Written instruction:
Gather up the lines with the word "salarial" in them.

Supplied records:
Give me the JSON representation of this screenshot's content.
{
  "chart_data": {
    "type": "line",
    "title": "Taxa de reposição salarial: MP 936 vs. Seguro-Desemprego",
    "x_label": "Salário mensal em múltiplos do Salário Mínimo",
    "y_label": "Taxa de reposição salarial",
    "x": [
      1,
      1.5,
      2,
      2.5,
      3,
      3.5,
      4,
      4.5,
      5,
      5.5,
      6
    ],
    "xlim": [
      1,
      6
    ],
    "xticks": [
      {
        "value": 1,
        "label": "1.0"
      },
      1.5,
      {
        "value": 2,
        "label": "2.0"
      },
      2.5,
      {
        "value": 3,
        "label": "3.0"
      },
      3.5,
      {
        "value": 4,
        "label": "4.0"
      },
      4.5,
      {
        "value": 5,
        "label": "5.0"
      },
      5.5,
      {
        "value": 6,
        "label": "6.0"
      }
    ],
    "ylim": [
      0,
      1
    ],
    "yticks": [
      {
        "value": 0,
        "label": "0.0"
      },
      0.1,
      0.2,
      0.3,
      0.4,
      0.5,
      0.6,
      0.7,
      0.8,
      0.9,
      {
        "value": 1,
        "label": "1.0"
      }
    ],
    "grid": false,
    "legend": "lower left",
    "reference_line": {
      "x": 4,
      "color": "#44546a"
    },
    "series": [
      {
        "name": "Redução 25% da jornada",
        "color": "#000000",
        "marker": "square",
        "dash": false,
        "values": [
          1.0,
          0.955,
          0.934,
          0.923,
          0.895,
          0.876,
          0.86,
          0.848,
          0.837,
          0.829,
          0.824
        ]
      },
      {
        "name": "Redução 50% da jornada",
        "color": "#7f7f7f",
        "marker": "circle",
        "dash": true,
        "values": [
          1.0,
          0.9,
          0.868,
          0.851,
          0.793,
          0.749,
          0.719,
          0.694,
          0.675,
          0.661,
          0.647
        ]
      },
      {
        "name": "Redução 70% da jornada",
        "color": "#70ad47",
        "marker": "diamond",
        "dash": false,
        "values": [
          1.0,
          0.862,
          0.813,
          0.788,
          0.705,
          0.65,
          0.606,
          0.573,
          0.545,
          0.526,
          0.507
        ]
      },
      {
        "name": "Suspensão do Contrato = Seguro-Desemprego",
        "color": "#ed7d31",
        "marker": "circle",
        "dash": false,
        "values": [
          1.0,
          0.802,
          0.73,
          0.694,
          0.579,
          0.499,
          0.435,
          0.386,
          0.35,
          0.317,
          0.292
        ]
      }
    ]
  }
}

Answer to the task:
    "title": "Taxa de reposição salarial: MP 936 vs. Seguro-Desemprego",
    "y_label": "Taxa de reposição salarial",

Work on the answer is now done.